Reproduce every one of the following lines word for word, with no changes.

Lines of boxed layout items
★ ★ ★

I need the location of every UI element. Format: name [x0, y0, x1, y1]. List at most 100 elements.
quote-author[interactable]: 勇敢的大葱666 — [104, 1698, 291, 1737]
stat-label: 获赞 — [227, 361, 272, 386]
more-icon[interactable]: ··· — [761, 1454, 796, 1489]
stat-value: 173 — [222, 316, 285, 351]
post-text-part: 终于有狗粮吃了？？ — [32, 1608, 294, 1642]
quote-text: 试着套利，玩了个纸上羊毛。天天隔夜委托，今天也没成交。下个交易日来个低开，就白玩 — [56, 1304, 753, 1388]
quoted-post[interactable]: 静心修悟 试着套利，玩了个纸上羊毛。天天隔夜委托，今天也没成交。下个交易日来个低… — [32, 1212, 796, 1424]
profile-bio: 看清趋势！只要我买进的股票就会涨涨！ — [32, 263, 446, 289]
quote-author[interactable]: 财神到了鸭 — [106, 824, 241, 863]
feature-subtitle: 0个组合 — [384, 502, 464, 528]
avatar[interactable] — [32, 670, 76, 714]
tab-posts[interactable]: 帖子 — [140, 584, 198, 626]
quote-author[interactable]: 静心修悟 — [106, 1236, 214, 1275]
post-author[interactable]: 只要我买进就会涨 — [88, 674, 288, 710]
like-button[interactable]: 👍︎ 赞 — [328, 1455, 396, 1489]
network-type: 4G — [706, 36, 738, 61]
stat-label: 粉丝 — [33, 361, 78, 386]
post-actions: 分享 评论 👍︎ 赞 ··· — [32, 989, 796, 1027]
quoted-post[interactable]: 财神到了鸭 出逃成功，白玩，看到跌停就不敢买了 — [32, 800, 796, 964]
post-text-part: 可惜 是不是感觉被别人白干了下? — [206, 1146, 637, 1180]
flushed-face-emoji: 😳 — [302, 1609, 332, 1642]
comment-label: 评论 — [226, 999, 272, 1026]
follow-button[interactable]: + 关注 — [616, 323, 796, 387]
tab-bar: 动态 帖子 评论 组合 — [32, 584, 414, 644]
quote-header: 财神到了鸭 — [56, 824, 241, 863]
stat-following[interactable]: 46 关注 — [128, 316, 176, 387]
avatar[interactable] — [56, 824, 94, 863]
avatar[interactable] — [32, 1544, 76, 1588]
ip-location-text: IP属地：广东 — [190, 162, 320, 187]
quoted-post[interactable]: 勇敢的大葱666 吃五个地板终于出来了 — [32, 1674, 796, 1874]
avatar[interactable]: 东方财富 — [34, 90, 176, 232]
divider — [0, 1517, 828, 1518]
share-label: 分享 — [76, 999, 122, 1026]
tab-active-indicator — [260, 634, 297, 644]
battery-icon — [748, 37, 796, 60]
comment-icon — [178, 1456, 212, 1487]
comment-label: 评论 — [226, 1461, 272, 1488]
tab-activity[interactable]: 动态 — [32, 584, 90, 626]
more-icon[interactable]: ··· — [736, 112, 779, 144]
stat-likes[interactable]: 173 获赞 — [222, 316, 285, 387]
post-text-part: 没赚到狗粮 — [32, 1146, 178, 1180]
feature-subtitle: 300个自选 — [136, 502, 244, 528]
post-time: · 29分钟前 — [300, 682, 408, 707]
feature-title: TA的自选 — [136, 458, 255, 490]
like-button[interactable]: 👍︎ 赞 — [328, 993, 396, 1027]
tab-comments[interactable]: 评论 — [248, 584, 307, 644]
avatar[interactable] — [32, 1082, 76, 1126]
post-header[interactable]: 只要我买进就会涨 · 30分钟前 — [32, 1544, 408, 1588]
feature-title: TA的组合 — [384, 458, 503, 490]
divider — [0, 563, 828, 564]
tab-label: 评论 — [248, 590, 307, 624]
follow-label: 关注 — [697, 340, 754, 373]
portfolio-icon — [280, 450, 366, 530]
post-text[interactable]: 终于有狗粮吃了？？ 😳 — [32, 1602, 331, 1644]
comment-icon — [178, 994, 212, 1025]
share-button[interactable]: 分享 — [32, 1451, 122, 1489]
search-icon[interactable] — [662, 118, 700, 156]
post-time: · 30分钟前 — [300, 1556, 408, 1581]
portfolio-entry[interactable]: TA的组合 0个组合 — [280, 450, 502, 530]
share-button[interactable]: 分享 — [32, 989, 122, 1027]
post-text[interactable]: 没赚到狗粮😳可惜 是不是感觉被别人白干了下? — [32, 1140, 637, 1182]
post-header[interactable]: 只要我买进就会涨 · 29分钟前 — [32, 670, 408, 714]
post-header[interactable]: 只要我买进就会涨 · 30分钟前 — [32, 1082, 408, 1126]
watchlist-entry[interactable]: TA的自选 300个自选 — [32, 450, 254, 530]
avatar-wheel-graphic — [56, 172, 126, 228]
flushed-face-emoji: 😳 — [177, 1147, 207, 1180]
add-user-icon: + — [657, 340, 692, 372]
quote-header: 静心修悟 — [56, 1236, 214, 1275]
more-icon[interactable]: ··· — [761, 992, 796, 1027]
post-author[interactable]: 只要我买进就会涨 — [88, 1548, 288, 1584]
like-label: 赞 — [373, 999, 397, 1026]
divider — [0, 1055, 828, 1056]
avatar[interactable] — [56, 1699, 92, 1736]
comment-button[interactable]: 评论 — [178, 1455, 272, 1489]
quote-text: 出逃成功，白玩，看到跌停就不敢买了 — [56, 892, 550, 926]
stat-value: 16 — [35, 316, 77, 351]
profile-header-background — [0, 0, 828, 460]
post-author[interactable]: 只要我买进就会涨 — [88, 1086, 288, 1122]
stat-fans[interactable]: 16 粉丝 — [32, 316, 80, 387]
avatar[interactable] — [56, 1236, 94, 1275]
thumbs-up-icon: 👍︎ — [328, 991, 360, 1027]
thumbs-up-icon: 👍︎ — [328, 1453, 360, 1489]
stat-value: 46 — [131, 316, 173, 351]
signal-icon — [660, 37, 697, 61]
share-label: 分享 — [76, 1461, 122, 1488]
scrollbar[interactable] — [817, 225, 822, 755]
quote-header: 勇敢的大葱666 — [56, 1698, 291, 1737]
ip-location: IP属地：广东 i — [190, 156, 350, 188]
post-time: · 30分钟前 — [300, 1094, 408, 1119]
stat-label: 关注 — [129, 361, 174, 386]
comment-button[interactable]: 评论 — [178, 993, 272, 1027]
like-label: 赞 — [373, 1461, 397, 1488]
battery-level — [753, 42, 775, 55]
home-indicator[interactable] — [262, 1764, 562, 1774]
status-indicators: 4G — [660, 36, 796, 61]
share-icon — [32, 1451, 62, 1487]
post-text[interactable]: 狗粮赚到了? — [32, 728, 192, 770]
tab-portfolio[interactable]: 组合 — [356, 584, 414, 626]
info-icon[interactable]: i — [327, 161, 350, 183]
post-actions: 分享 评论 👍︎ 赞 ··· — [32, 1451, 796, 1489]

★ ★ ★

ANSWER BELOW —
I need the location of every UI element. Format: name [x0, y0, x1, y1]. List at most 100 elements.
quote-author[interactable]: 勇敢的大葱666 — [104, 1698, 291, 1737]
stat-label: 获赞 — [227, 361, 272, 386]
more-icon[interactable]: ··· — [761, 1454, 796, 1489]
stat-value: 173 — [222, 316, 285, 351]
post-text-part: 终于有狗粮吃了？？ — [32, 1608, 294, 1642]
quote-text: 试着套利，玩了个纸上羊毛。天天隔夜委托，今天也没成交。下个交易日来个低开，就白玩 — [56, 1304, 753, 1388]
quoted-post[interactable]: 静心修悟 试着套利，玩了个纸上羊毛。天天隔夜委托，今天也没成交。下个交易日来个低… — [32, 1212, 796, 1424]
profile-bio: 看清趋势！只要我买进的股票就会涨涨！ — [32, 263, 446, 289]
quote-author[interactable]: 财神到了鸭 — [106, 824, 241, 863]
feature-subtitle: 0个组合 — [384, 502, 464, 528]
avatar[interactable] — [32, 670, 76, 714]
tab-posts[interactable]: 帖子 — [140, 584, 198, 626]
quote-author[interactable]: 静心修悟 — [106, 1236, 214, 1275]
post-author[interactable]: 只要我买进就会涨 — [88, 674, 288, 710]
like-button[interactable]: 👍︎ 赞 — [328, 1455, 396, 1489]
network-type: 4G — [706, 36, 738, 61]
stat-label: 粉丝 — [33, 361, 78, 386]
post-actions: 分享 评论 👍︎ 赞 ··· — [32, 989, 796, 1027]
quoted-post[interactable]: 财神到了鸭 出逃成功，白玩，看到跌停就不敢买了 — [32, 800, 796, 964]
post-text-part: 可惜 是不是感觉被别人白干了下? — [206, 1146, 637, 1180]
flushed-face-emoji: 😳 — [302, 1609, 332, 1642]
comment-label: 评论 — [226, 999, 272, 1026]
follow-button[interactable]: + 关注 — [616, 323, 796, 387]
tab-bar: 动态 帖子 评论 组合 — [32, 584, 414, 644]
quote-header: 财神到了鸭 — [56, 824, 241, 863]
stat-following[interactable]: 46 关注 — [128, 316, 176, 387]
avatar[interactable] — [56, 824, 94, 863]
avatar[interactable] — [32, 1544, 76, 1588]
ip-location-text: IP属地：广东 — [190, 162, 320, 187]
quoted-post[interactable]: 勇敢的大葱666 吃五个地板终于出来了 — [32, 1674, 796, 1874]
avatar[interactable]: 东方财富 — [34, 90, 176, 232]
divider — [0, 1517, 828, 1518]
share-label: 分享 — [76, 999, 122, 1026]
tab-active-indicator — [260, 634, 297, 644]
battery-icon — [748, 37, 796, 60]
comment-icon — [178, 1456, 212, 1487]
comment-label: 评论 — [226, 1461, 272, 1488]
tab-activity[interactable]: 动态 — [32, 584, 90, 626]
more-icon[interactable]: ··· — [736, 112, 779, 144]
stat-likes[interactable]: 173 获赞 — [222, 316, 285, 387]
post-text-part: 没赚到狗粮 — [32, 1146, 178, 1180]
feature-subtitle: 300个自选 — [136, 502, 244, 528]
post-time: · 29分钟前 — [300, 682, 408, 707]
feature-title: TA的自选 — [136, 458, 255, 490]
like-button[interactable]: 👍︎ 赞 — [328, 993, 396, 1027]
tab-comments[interactable]: 评论 — [248, 584, 307, 644]
avatar[interactable] — [32, 1082, 76, 1126]
post-header[interactable]: 只要我买进就会涨 · 30分钟前 — [32, 1544, 408, 1588]
feature-title: TA的组合 — [384, 458, 503, 490]
divider — [0, 563, 828, 564]
tab-label: 评论 — [248, 590, 307, 624]
follow-label: 关注 — [697, 340, 754, 373]
portfolio-icon — [280, 450, 366, 530]
post-text[interactable]: 终于有狗粮吃了？？ 😳 — [32, 1602, 331, 1644]
comment-icon — [178, 994, 212, 1025]
share-button[interactable]: 分享 — [32, 1451, 122, 1489]
search-icon[interactable] — [662, 118, 700, 156]
post-time: · 30分钟前 — [300, 1556, 408, 1581]
portfolio-entry[interactable]: TA的组合 0个组合 — [280, 450, 502, 530]
share-button[interactable]: 分享 — [32, 989, 122, 1027]
post-text[interactable]: 没赚到狗粮😳可惜 是不是感觉被别人白干了下? — [32, 1140, 637, 1182]
post-header[interactable]: 只要我买进就会涨 · 29分钟前 — [32, 670, 408, 714]
post-header[interactable]: 只要我买进就会涨 · 30分钟前 — [32, 1082, 408, 1126]
watchlist-entry[interactable]: TA的自选 300个自选 — [32, 450, 254, 530]
avatar-wheel-graphic — [56, 172, 126, 228]
flushed-face-emoji: 😳 — [177, 1147, 207, 1180]
add-user-icon: + — [657, 340, 692, 372]
quote-header: 静心修悟 — [56, 1236, 214, 1275]
more-icon[interactable]: ··· — [761, 992, 796, 1027]
post-author[interactable]: 只要我买进就会涨 — [88, 1548, 288, 1584]
like-label: 赞 — [373, 999, 397, 1026]
divider — [0, 1055, 828, 1056]
avatar[interactable] — [56, 1699, 92, 1736]
comment-button[interactable]: 评论 — [178, 1455, 272, 1489]
quote-text: 出逃成功，白玩，看到跌停就不敢买了 — [56, 892, 550, 926]
stat-value: 16 — [35, 316, 77, 351]
profile-header-background — [0, 0, 828, 460]
post-author[interactable]: 只要我买进就会涨 — [88, 1086, 288, 1122]
stat-fans[interactable]: 16 粉丝 — [32, 316, 80, 387]
avatar[interactable] — [56, 1236, 94, 1275]
thumbs-up-icon: 👍︎ — [328, 991, 360, 1027]
thumbs-up-icon: 👍︎ — [328, 1453, 360, 1489]
stat-value: 46 — [131, 316, 173, 351]
signal-icon — [660, 37, 697, 61]
share-label: 分享 — [76, 1461, 122, 1488]
scrollbar[interactable] — [817, 225, 822, 755]
quote-header: 勇敢的大葱666 — [56, 1698, 291, 1737]
ip-location: IP属地：广东 i — [190, 156, 350, 188]
post-time: · 30分钟前 — [300, 1094, 408, 1119]
stat-label: 关注 — [129, 361, 174, 386]
comment-button[interactable]: 评论 — [178, 993, 272, 1027]
like-label: 赞 — [373, 1461, 397, 1488]
battery-level — [753, 42, 775, 55]
home-indicator[interactable] — [262, 1764, 562, 1774]
status-indicators: 4G — [660, 36, 796, 61]
share-icon — [32, 1451, 62, 1487]
post-text[interactable]: 狗粮赚到了? — [32, 728, 192, 770]
tab-portfolio[interactable]: 组合 — [356, 584, 414, 626]
info-icon[interactable]: i — [327, 161, 350, 183]
post-actions: 分享 评论 👍︎ 赞 ··· — [32, 1451, 796, 1489]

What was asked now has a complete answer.